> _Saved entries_
****
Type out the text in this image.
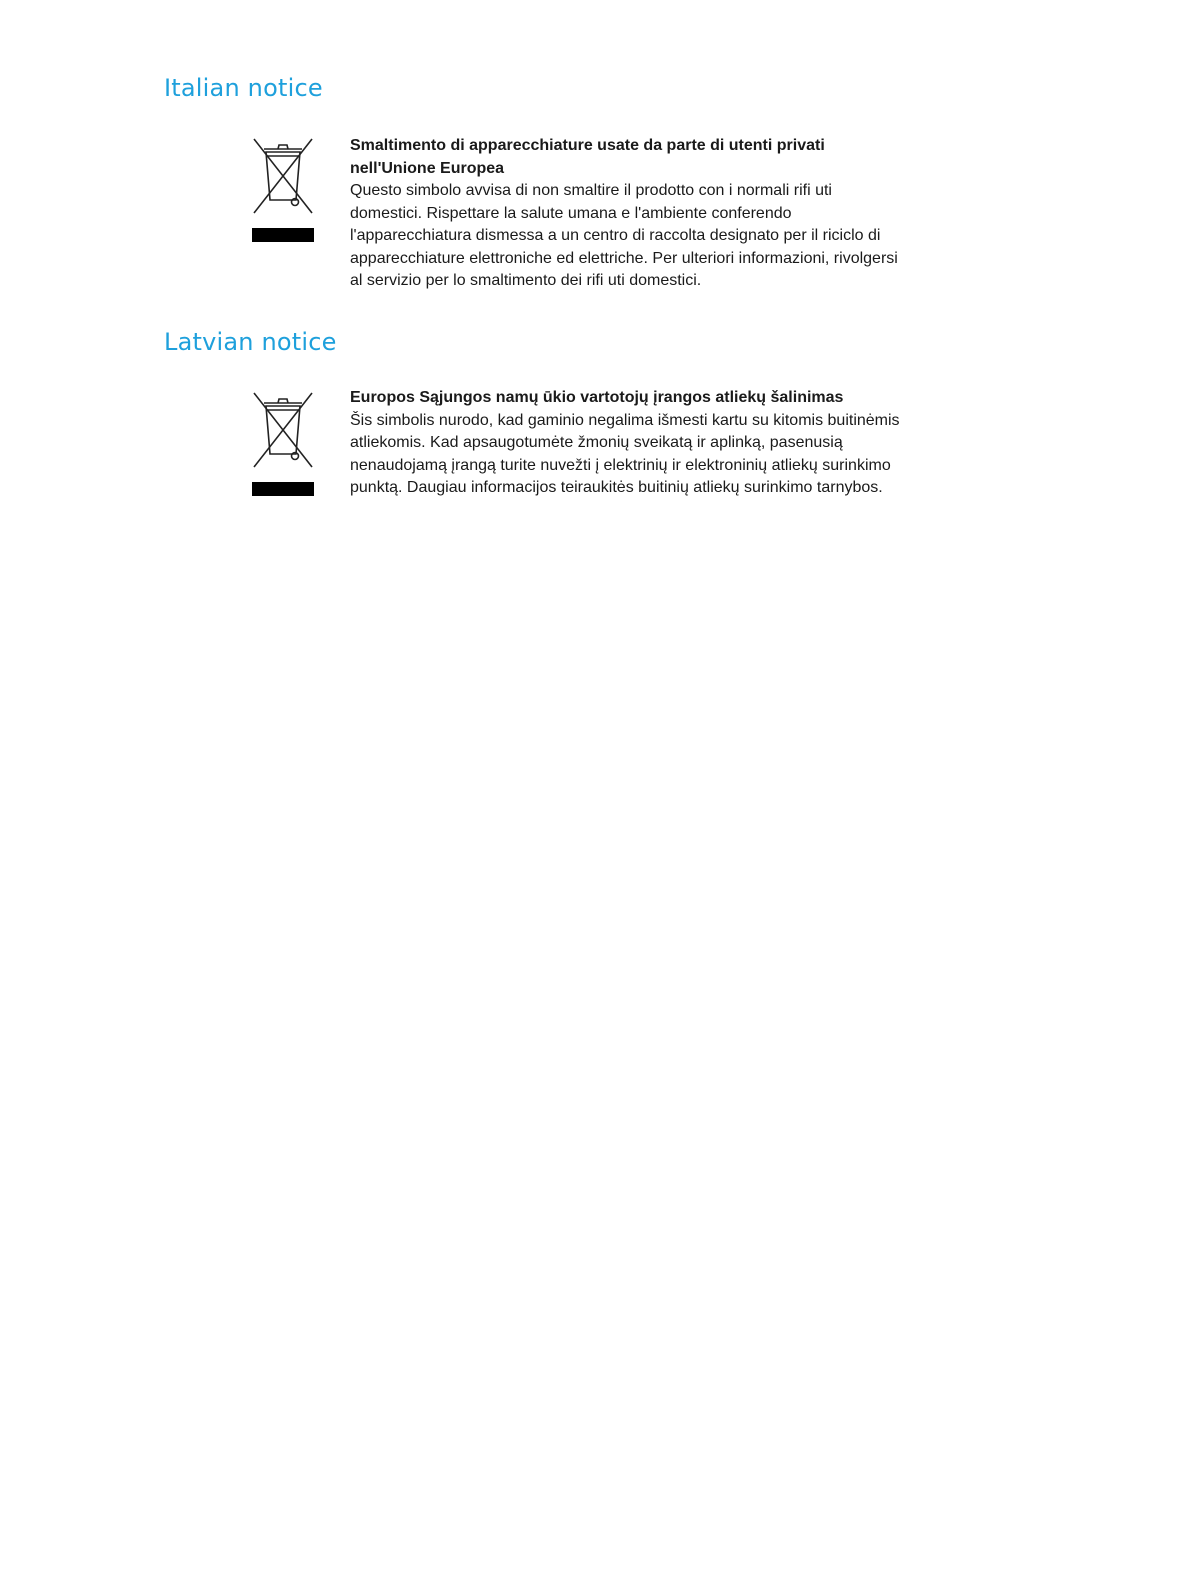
Italian notice
Smaltimento di apparecchiature usate da parte di utenti privati
nell'Unione Europea
Questo simbolo avvisa di non smaltire il prodotto con i normali rifi uti
domestici. Rispettare la salute umana e l'ambiente conferendo
l'apparecchiatura dismessa a un centro di raccolta designato per il riciclo di
apparecchiature elettroniche ed elettriche. Per ulteriori informazioni, rivolgersi
al servizio per lo smaltimento dei rifi uti domestici.
Latvian notice
Europos Sąjungos namų ūkio vartotojų įrangos atliekų šalinimas
Šis simbolis nurodo, kad gaminio negalima išmesti kartu su kitomis buitinėmis
atliekomis. Kad apsaugotumėte žmonių sveikatą ir aplinką, pasenusią
nenaudojamą įrangą turite nuvežti į elektrinių ir elektroninių atliekų surinkimo
punktą. Daugiau informacijos teiraukitės buitinių atliekų surinkimo tarnybos.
****
> _WHAT TO PRODUCE_
Only the number is wanted: how many lines of the material above include the word "surinkimo"?

> _SOLUTION_
2